Nothing but the lines from the one containing "Convert this document image to plain text." to the end of the data should be returned, each exactly as written.

━━━━━━━━━━

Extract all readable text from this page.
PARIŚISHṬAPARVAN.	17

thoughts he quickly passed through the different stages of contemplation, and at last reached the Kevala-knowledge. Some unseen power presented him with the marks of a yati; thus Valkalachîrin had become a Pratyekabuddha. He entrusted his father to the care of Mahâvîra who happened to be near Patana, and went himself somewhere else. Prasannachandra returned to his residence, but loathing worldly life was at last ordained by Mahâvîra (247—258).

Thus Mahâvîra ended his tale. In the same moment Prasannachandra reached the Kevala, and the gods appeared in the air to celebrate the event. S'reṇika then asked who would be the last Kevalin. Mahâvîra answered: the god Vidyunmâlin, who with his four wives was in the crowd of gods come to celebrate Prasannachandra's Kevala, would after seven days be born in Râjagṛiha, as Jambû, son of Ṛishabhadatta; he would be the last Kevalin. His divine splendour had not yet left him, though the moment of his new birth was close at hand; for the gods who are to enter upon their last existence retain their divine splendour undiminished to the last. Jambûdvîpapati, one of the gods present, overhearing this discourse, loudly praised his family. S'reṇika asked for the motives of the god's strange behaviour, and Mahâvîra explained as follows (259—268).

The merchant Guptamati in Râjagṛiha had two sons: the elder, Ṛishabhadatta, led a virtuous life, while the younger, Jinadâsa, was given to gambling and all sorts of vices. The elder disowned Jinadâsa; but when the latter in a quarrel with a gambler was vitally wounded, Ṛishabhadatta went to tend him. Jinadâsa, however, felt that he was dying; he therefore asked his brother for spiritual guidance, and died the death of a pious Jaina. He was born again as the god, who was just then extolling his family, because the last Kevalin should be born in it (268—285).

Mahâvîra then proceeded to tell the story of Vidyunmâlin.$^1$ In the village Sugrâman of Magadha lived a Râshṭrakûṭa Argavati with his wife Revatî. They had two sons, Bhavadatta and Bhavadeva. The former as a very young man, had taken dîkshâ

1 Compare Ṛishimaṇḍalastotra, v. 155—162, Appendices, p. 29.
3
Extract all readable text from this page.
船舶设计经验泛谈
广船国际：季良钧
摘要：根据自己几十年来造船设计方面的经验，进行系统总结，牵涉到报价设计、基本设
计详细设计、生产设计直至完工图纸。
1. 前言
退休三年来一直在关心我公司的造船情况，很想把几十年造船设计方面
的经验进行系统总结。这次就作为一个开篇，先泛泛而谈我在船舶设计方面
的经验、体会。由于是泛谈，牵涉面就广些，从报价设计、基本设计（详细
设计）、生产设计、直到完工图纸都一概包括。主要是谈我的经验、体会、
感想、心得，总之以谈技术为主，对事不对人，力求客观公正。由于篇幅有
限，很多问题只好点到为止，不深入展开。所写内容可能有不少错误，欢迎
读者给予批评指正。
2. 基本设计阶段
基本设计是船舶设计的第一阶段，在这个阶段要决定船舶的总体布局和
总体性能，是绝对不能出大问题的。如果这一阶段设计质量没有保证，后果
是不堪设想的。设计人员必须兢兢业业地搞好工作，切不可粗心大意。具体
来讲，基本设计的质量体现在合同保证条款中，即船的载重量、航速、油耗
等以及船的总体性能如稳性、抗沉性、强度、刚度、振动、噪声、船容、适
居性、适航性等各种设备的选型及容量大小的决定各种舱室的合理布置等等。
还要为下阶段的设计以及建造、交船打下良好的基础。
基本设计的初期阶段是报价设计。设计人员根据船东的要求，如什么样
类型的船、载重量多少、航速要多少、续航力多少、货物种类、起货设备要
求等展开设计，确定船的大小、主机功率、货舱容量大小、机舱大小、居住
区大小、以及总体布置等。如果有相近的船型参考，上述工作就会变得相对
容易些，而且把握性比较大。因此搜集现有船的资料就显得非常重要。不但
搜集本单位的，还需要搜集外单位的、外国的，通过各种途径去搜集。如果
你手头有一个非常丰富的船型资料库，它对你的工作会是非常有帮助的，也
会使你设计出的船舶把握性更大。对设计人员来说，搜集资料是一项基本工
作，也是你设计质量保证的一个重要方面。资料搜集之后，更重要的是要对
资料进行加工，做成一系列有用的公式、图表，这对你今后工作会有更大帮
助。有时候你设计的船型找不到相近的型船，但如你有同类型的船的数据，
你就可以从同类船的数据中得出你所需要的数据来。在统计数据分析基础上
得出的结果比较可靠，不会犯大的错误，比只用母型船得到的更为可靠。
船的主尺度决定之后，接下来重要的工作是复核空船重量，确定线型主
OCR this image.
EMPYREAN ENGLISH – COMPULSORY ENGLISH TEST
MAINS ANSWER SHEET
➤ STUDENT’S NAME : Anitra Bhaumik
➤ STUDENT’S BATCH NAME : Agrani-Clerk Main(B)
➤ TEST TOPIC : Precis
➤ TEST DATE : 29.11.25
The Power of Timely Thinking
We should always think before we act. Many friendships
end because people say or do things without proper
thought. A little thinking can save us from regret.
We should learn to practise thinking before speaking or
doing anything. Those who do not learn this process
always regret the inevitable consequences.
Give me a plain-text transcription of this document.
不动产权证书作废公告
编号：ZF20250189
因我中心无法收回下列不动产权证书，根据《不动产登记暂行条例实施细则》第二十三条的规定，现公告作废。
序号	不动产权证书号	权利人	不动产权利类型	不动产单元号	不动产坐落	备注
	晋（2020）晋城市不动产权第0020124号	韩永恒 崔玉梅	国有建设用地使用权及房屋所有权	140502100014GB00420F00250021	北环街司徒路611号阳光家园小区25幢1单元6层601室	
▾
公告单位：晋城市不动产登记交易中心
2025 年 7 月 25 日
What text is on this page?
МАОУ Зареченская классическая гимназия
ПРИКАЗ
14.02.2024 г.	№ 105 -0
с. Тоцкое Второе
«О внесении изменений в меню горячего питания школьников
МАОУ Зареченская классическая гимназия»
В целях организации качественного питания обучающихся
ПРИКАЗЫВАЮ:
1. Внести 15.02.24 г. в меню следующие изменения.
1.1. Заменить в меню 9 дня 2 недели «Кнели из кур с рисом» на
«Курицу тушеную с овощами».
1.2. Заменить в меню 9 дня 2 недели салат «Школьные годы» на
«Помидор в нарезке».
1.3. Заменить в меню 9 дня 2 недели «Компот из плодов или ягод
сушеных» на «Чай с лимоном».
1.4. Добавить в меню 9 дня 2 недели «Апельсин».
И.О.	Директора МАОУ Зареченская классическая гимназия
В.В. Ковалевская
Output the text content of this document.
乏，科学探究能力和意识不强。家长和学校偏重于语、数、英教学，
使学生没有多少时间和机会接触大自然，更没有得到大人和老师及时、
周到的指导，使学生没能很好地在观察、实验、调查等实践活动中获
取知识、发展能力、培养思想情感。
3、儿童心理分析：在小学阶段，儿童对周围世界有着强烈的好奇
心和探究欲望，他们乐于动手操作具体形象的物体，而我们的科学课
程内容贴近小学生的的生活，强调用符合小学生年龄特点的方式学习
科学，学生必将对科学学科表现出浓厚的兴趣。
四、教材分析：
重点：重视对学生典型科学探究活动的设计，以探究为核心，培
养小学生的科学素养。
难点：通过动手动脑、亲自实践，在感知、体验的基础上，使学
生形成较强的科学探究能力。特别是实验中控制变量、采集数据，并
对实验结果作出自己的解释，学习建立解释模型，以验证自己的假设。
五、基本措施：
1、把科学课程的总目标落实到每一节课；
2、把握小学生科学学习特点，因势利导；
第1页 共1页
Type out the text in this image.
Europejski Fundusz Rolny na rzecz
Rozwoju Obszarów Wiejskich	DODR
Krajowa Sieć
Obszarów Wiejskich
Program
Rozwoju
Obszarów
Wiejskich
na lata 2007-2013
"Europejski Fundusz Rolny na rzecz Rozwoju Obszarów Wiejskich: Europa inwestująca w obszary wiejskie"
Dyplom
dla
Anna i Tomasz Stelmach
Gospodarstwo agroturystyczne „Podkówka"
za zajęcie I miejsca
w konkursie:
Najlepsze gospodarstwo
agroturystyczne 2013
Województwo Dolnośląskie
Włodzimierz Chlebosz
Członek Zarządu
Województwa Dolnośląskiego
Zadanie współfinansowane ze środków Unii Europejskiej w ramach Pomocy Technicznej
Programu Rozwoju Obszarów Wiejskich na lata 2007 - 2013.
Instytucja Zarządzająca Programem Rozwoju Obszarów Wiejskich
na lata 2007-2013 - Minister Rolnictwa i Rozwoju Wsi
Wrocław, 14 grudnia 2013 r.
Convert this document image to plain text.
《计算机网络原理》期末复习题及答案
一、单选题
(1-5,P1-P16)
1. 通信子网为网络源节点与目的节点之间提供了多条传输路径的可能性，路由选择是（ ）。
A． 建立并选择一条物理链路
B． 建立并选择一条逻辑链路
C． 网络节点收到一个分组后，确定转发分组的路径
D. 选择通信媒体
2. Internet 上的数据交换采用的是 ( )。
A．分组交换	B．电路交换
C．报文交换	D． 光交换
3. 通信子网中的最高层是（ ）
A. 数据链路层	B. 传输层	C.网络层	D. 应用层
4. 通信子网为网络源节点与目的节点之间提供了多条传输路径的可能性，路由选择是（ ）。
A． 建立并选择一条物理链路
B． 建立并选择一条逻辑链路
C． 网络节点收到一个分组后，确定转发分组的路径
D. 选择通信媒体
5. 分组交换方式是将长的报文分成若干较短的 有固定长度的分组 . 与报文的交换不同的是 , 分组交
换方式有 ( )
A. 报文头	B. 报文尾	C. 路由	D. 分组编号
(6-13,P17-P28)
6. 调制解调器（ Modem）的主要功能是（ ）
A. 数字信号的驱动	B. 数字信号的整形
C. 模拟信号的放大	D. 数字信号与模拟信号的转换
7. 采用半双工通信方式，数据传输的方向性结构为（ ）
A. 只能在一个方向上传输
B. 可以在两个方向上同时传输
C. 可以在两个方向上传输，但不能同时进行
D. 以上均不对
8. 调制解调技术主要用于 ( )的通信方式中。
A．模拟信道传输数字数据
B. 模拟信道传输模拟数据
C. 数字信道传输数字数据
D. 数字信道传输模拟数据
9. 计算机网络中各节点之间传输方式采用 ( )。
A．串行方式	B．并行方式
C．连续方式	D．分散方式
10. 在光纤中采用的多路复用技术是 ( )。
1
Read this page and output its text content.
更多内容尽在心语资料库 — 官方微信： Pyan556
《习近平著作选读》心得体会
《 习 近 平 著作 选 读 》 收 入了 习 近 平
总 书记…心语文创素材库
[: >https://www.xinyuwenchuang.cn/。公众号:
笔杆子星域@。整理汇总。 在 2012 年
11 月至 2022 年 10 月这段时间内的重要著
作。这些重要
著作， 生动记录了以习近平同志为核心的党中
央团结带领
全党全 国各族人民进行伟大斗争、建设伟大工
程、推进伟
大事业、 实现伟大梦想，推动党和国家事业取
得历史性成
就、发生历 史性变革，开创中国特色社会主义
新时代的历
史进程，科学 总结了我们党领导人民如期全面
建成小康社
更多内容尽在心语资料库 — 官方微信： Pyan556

━━━━━━━━━━

> EXPECTED ANSWER
Convert this document image to plain text.
《计算机网络原理》期末复习题及答案
一、单选题
(1-5,P1-P16)
1. 通信子网为网络源节点与目的节点之间提供了多条传输路径的可能性，路由选择是（ ）。
A． 建立并选择一条物理链路
B． 建立并选择一条逻辑链路
C． 网络节点收到一个分组后，确定转发分组的路径
D. 选择通信媒体
2. Internet 上的数据交换采用的是 ( )。
A．分组交换	B．电路交换
C．报文交换	D． 光交换
3. 通信子网中的最高层是（ ）
A. 数据链路层	B. 传输层	C.网络层	D. 应用层
4. 通信子网为网络源节点与目的节点之间提供了多条传输路径的可能性，路由选择是（ ）。
A． 建立并选择一条物理链路
B． 建立并选择一条逻辑链路
C． 网络节点收到一个分组后，确定转发分组的路径
D. 选择通信媒体
5. 分组交换方式是将长的报文分成若干较短的 有固定长度的分组 . 与报文的交换不同的是 , 分组交
换方式有 ( )
A. 报文头	B. 报文尾	C. 路由	D. 分组编号
(6-13,P17-P28)
6. 调制解调器（ Modem）的主要功能是（ ）
A. 数字信号的驱动	B. 数字信号的整形
C. 模拟信号的放大	D. 数字信号与模拟信号的转换
7. 采用半双工通信方式，数据传输的方向性结构为（ ）
A. 只能在一个方向上传输
B. 可以在两个方向上同时传输
C. 可以在两个方向上传输，但不能同时进行
D. 以上均不对
8. 调制解调技术主要用于 ( )的通信方式中。
A．模拟信道传输数字数据
B. 模拟信道传输模拟数据
C. 数字信道传输数字数据
D. 数字信道传输模拟数据
9. 计算机网络中各节点之间传输方式采用 ( )。
A．串行方式	B．并行方式
C．连续方式	D．分散方式
10. 在光纤中采用的多路复用技术是 ( )。
1
Read this page and output its text content.
更多内容尽在心语资料库 — 官方微信： Pyan556
《习近平著作选读》心得体会
《 习 近 平 著作 选 读 》 收 入了 习 近 平
总 书记…心语文创素材库
[: >https://www.xinyuwenchuang.cn/。公众号:
笔杆子星域@。整理汇总。 在 2012 年
11 月至 2022 年 10 月这段时间内的重要著
作。这些重要
著作， 生动记录了以习近平同志为核心的党中
央团结带领
全党全 国各族人民进行伟大斗争、建设伟大工
程、推进伟
大事业、 实现伟大梦想，推动党和国家事业取
得历史性成
就、发生历 史性变革，开创中国特色社会主义
新时代的历
史进程，科学 总结了我们党领导人民如期全面
建成小康社
更多内容尽在心语资料库 — 官方微信： Pyan556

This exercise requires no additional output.